=== GIVEN REQUEST ===
Produce the listing below again, exactly as shown.

=== DATA FOR THIS EXERCISE ===
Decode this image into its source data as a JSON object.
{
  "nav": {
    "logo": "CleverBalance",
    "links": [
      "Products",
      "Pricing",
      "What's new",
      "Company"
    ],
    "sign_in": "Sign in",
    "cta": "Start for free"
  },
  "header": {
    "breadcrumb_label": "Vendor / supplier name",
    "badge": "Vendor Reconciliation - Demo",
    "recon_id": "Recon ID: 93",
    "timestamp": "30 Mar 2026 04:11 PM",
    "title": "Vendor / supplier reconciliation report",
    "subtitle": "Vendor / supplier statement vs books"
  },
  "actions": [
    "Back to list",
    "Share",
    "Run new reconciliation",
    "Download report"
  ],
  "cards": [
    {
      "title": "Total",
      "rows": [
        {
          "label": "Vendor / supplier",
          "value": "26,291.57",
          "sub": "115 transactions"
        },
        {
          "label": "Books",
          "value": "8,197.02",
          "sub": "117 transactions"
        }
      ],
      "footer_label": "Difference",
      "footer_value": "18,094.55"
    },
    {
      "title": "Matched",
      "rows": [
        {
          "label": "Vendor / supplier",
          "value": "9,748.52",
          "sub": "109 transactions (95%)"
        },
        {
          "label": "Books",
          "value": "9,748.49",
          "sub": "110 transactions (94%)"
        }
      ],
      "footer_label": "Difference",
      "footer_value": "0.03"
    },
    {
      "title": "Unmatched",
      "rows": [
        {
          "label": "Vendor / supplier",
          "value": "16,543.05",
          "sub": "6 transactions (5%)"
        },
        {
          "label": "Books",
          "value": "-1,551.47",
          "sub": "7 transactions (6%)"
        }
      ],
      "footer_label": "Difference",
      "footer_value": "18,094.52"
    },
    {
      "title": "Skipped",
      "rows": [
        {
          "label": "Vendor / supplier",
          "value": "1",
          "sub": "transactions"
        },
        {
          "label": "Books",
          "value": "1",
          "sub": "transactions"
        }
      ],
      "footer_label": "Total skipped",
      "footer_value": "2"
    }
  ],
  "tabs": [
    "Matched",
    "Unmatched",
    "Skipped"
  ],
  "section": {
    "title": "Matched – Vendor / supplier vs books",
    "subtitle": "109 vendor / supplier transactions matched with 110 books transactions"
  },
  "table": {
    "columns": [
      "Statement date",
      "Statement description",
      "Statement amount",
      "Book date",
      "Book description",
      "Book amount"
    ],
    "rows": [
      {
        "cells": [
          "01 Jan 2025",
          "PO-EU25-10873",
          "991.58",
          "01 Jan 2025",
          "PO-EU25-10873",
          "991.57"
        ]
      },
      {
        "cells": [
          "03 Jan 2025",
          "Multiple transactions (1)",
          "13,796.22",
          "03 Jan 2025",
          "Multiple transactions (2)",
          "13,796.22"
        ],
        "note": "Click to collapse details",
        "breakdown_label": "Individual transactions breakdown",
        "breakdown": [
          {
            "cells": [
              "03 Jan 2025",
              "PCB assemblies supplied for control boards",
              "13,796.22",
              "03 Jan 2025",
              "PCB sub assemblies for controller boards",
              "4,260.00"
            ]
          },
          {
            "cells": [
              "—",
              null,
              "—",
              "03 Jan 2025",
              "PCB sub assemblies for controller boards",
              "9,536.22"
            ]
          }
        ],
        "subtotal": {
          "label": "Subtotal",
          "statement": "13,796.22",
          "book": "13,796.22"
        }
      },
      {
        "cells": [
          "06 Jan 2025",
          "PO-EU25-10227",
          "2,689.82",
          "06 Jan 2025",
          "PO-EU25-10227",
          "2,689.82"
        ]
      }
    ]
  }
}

=== OUTPUT FOR THIS TASK ===
Decode this image into its source data as a JSON object.
{
  "nav": {
    "logo": "CleverBalance",
    "links": [
      "Products",
      "Pricing",
      "What's new",
      "Company"
    ],
    "sign_in": "Sign in",
    "cta": "Start for free"
  },
  "header": {
    "breadcrumb_label": "Vendor / supplier name",
    "badge": "Vendor Reconciliation - Demo",
    "recon_id": "Recon ID: 93",
    "timestamp": "30 Mar 2026 04:11 PM",
    "title": "Vendor / supplier reconciliation report",
    "subtitle": "Vendor / supplier statement vs books"
  },
  "actions": [
    "Back to list",
    "Share",
    "Run new reconciliation",
    "Download report"
  ],
  "cards": [
    {
      "title": "Total",
      "rows": [
        {
          "label": "Vendor / supplier",
          "value": "26,291.57",
          "sub": "115 transactions"
        },
        {
          "label": "Books",
          "value": "8,197.02",
          "sub": "117 transactions"
        }
      ],
      "footer_label": "Difference",
      "footer_value": "18,094.55"
    },
    {
      "title": "Matched",
      "rows": [
        {
          "label": "Vendor / supplier",
          "value": "9,748.52",
          "sub": "109 transactions (95%)"
        },
        {
          "label": "Books",
          "value": "9,748.49",
          "sub": "110 transactions (94%)"
        }
      ],
      "footer_label": "Difference",
      "footer_value": "0.03"
    },
    {
      "title": "Unmatched",
      "rows": [
        {
          "label": "Vendor / supplier",
          "value": "16,543.05",
          "sub": "6 transactions (5%)"
        },
        {
          "label": "Books",
          "value": "-1,551.47",
          "sub": "7 transactions (6%)"
        }
      ],
      "footer_label": "Difference",
      "footer_value": "18,094.52"
    },
    {
      "title": "Skipped",
      "rows": [
        {
          "label": "Vendor / supplier",
          "value": "1",
          "sub": "transactions"
        },
        {
          "label": "Books",
          "value": "1",
          "sub": "transactions"
        }
      ],
      "footer_label": "Total skipped",
      "footer_value": "2"
    }
  ],
  "tabs": [
    "Matched",
    "Unmatched",
    "Skipped"
  ],
  "section": {
    "title": "Matched – Vendor / supplier vs books",
    "subtitle": "109 vendor / supplier transactions matched with 110 books transactions"
  },
  "table": {
    "columns": [
      "Statement date",
      "Statement description",
      "Statement amount",
      "Book date",
      "Book description",
      "Book amount"
    ],
    "rows": [
      {
        "cells": [
          "01 Jan 2025",
          "PO-EU25-10873",
          "991.58",
          "01 Jan 2025",
          "PO-EU25-10873",
          "991.57"
        ]
      },
      {
        "cells": [
          "03 Jan 2025",
          "Multiple transactions (1)",
          "13,796.22",
          "03 Jan 2025",
          "Multiple transactions (2)",
          "13,796.22"
        ],
        "note": "Click to collapse details",
        "breakdown_label": "Individual transactions breakdown",
        "breakdown": [
          {
            "cells": [
              "03 Jan 2025",
              "PCB assemblies supplied for control boards",
              "13,796.22",
              "03 Jan 2025",
              "PCB sub assemblies for controller boards",
              "4,260.00"
            ]
          },
          {
            "cells": [
              "—",
              null,
              "—",
              "03 Jan 2025",
              "PCB sub assemblies for controller boards",
              "9,536.22"
            ]
          }
        ],
        "subtotal": {
          "label": "Subtotal",
          "statement": "13,796.22",
          "book": "13,796.22"
        }
      },
      {
        "cells": [
          "06 Jan 2025",
          "PO-EU25-10227",
          "2,689.82",
          "06 Jan 2025",
          "PO-EU25-10227",
          "2,689.82"
        ]
      }
    ]
  }
}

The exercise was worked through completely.